**Supplied records**:
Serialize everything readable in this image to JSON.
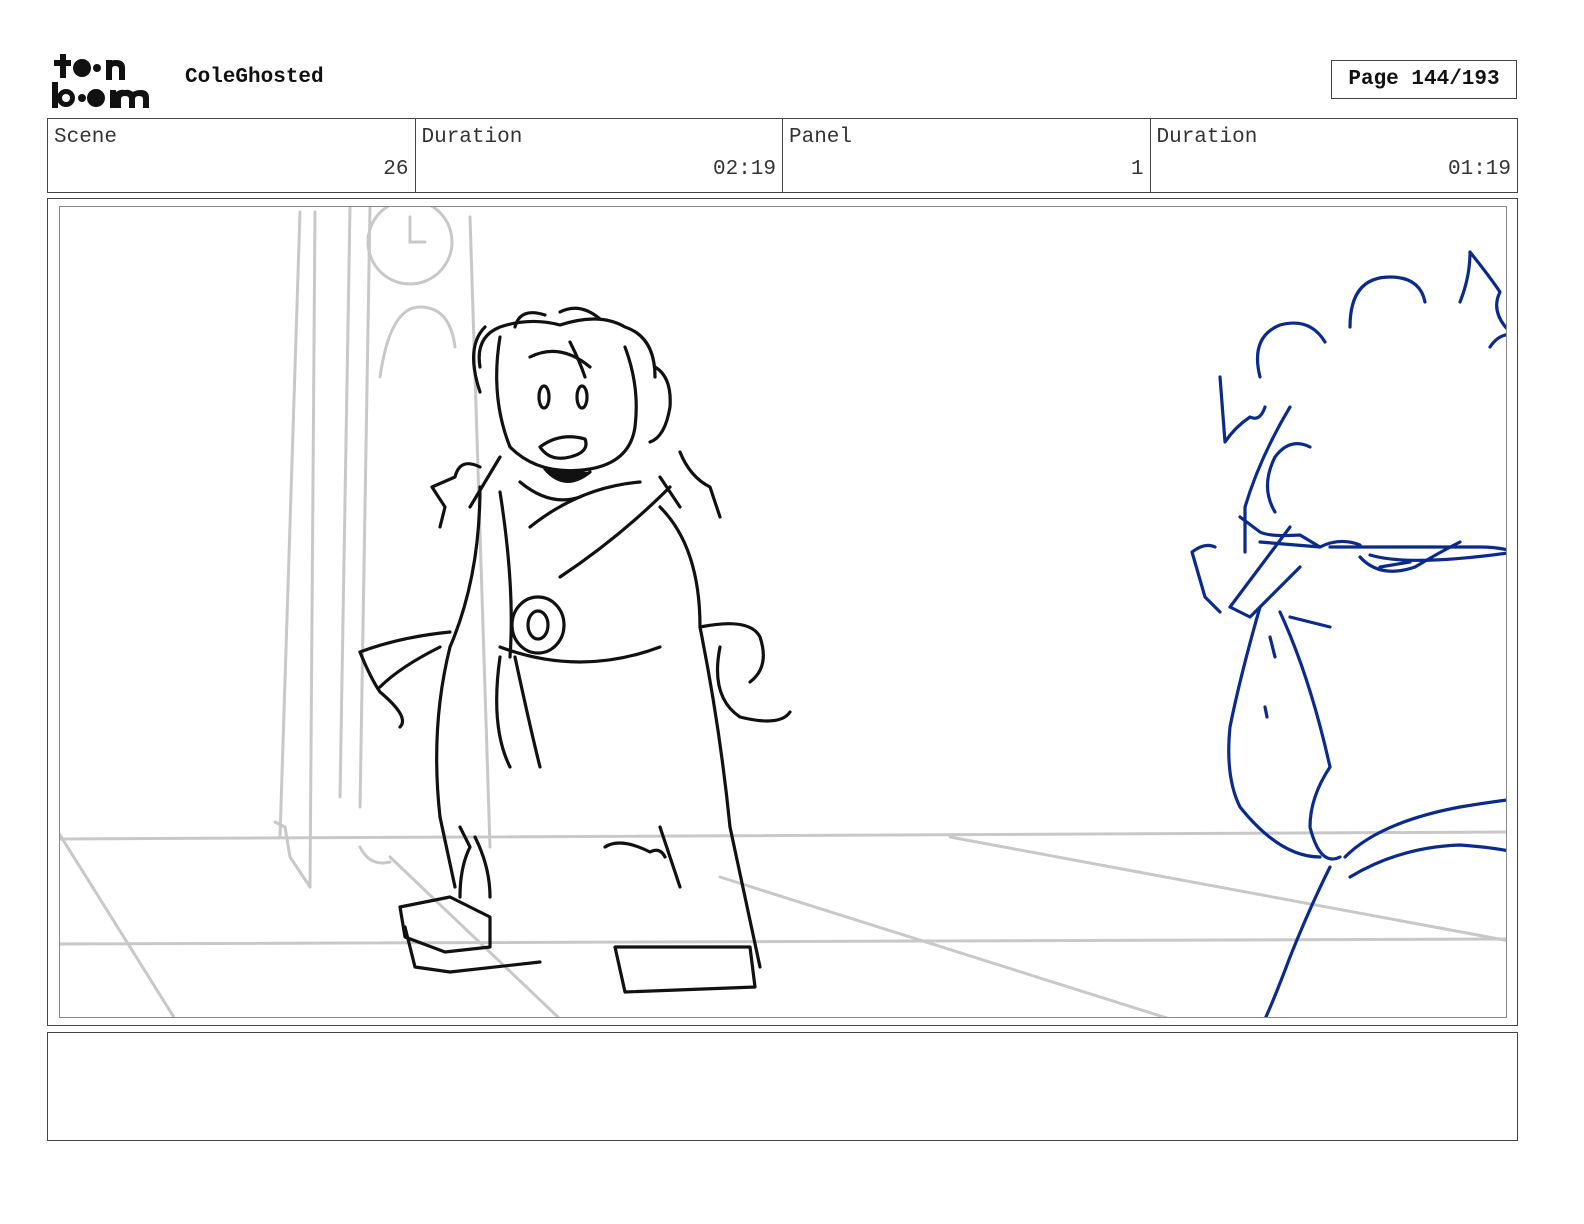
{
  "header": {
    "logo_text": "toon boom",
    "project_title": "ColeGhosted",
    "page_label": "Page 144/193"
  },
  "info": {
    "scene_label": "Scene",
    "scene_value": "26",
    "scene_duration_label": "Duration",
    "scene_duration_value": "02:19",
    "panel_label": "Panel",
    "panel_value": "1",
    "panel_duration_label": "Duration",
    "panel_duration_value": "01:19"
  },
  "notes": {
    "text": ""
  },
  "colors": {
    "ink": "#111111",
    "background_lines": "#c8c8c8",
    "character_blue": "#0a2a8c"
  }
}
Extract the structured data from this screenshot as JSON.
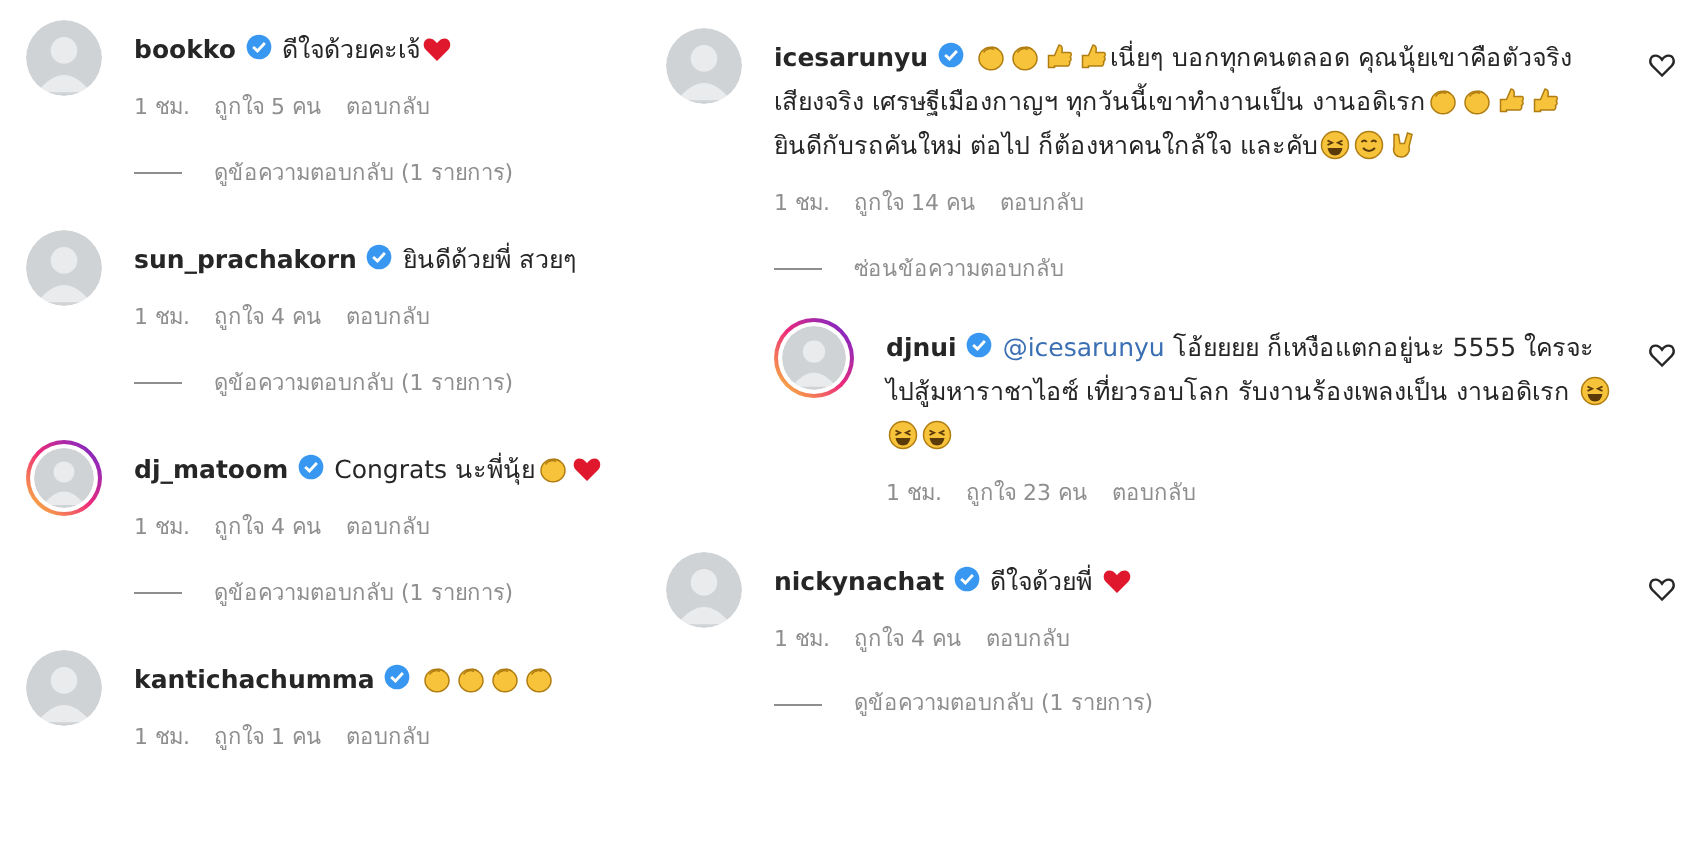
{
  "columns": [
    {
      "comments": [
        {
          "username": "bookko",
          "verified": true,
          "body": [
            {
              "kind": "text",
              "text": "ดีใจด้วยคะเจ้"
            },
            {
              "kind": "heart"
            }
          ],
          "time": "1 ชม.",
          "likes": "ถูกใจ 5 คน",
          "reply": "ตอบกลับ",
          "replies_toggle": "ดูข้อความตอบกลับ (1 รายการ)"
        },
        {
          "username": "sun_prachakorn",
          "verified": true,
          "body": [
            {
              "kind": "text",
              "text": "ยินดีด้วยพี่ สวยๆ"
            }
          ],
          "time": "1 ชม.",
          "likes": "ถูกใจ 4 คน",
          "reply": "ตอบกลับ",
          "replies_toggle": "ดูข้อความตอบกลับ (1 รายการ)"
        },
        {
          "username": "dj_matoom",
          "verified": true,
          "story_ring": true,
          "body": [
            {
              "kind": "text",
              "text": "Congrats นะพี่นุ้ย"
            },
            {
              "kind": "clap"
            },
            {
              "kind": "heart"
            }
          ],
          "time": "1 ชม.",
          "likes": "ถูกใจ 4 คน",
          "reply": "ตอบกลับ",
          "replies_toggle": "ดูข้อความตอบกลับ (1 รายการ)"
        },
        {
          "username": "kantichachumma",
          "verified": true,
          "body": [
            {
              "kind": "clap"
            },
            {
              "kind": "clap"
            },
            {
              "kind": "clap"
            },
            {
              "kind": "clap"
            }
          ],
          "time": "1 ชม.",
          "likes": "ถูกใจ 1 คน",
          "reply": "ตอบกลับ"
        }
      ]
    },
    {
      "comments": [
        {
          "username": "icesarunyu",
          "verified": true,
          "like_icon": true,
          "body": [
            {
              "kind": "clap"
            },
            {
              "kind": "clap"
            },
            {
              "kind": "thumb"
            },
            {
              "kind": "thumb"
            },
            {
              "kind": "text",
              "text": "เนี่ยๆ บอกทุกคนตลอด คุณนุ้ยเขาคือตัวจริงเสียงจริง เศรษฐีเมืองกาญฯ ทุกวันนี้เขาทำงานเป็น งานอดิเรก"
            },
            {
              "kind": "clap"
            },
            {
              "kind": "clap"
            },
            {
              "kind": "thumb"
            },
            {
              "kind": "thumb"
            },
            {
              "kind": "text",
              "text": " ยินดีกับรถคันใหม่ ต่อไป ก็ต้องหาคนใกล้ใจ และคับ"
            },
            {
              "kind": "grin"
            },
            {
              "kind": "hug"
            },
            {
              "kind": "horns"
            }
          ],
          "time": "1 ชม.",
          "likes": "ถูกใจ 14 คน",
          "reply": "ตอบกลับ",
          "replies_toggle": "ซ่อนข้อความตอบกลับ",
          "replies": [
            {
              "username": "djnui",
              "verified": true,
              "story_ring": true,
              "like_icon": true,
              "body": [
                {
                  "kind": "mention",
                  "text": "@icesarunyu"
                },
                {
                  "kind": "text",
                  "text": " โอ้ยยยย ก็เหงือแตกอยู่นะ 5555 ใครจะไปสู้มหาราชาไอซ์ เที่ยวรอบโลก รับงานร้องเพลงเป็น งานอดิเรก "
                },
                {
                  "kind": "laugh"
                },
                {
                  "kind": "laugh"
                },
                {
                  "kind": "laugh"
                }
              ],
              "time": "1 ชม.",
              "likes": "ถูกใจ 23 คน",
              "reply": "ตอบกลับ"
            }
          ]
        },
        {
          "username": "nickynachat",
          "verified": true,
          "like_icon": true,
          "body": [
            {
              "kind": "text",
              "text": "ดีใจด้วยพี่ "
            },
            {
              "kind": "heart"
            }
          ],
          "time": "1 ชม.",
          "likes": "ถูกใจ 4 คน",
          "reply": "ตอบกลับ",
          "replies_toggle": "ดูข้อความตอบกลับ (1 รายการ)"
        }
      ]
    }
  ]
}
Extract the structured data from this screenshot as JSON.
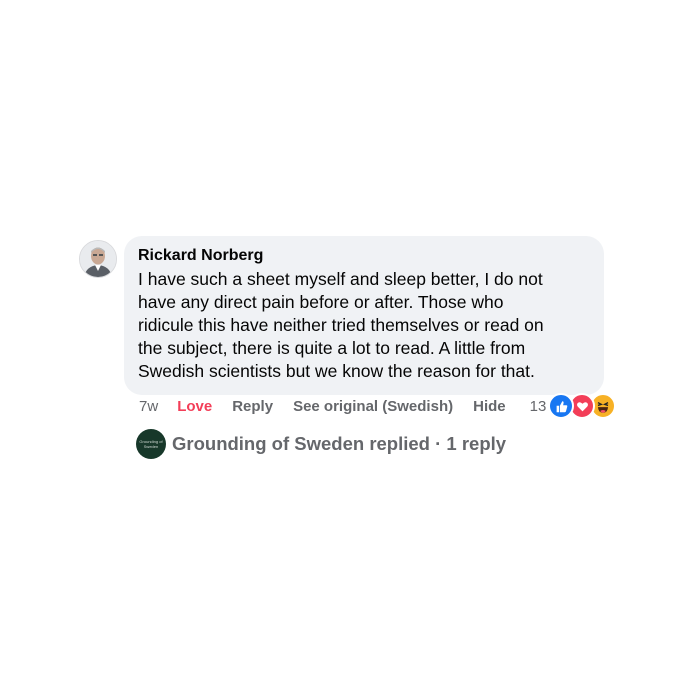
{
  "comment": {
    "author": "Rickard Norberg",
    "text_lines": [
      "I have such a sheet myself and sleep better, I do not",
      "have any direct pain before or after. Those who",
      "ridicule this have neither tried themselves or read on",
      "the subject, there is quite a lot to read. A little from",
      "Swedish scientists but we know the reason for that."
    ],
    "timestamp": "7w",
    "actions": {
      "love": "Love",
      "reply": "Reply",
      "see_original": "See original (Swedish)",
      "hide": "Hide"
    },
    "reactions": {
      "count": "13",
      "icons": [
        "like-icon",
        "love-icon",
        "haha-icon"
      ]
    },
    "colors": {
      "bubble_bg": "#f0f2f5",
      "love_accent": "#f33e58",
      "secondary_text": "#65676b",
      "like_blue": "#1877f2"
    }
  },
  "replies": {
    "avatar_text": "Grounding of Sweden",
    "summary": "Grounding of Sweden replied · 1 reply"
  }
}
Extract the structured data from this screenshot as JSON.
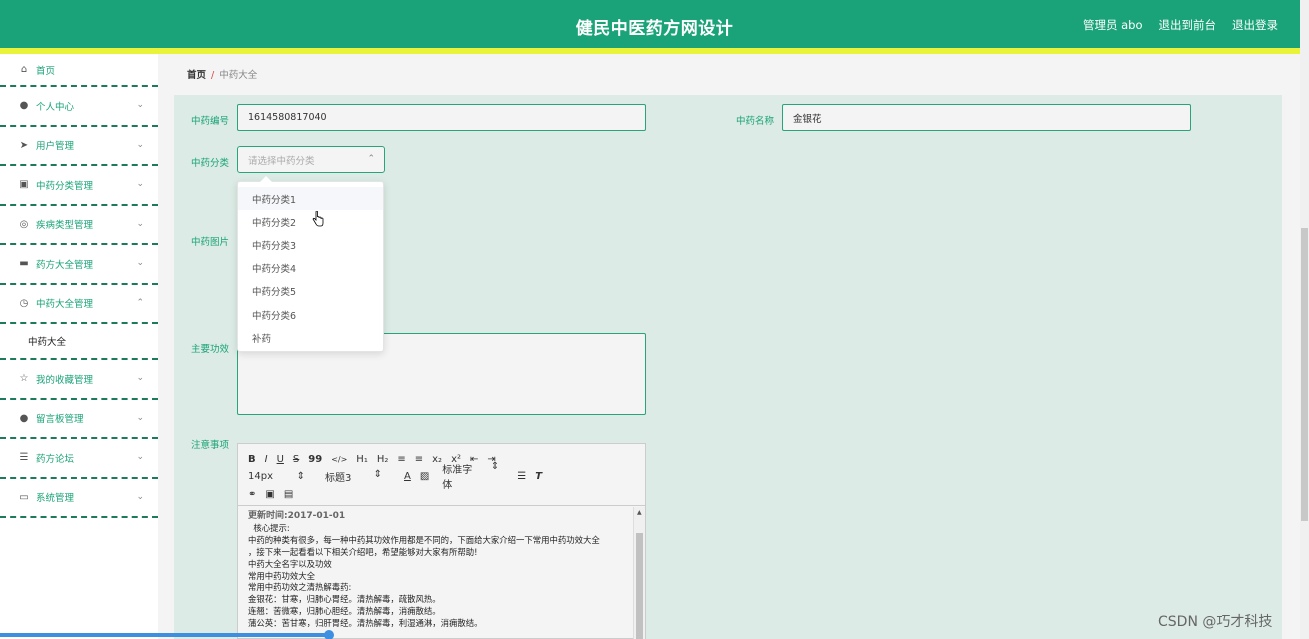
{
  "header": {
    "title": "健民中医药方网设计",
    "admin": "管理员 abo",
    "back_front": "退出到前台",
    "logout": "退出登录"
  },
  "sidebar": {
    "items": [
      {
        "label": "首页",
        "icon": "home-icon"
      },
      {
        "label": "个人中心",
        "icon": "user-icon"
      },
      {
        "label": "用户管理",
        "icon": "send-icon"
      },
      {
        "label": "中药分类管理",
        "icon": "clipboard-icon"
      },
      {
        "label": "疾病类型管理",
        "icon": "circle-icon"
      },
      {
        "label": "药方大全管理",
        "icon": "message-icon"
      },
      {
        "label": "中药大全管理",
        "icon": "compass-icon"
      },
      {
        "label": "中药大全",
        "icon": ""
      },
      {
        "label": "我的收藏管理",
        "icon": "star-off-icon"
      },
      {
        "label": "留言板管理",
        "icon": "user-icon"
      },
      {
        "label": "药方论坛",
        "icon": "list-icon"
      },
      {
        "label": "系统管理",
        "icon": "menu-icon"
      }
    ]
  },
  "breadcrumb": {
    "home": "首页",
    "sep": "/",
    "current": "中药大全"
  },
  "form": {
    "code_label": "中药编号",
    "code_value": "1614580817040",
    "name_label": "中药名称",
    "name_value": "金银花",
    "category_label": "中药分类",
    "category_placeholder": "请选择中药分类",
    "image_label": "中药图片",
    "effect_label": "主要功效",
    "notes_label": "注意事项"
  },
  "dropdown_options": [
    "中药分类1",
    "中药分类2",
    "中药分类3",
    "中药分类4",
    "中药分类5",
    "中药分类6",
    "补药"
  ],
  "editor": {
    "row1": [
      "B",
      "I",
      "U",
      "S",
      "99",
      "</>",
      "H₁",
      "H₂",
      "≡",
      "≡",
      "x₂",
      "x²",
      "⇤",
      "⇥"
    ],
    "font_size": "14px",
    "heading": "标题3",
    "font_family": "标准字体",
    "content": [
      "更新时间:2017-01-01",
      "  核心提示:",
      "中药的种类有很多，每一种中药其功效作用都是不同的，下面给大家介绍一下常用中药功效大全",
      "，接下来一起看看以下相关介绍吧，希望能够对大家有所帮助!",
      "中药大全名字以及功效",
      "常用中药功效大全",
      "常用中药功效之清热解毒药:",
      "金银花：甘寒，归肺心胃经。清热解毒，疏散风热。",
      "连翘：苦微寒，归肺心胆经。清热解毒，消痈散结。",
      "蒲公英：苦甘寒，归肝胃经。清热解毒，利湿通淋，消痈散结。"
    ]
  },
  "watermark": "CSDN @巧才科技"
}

**The request**:
Whichever lines contain the string "Grounding", select and copy them.

**In response**:
    "avatar_text": "Grounding of Sweden",
    "summary": "Grounding of Sweden replied · 1 reply"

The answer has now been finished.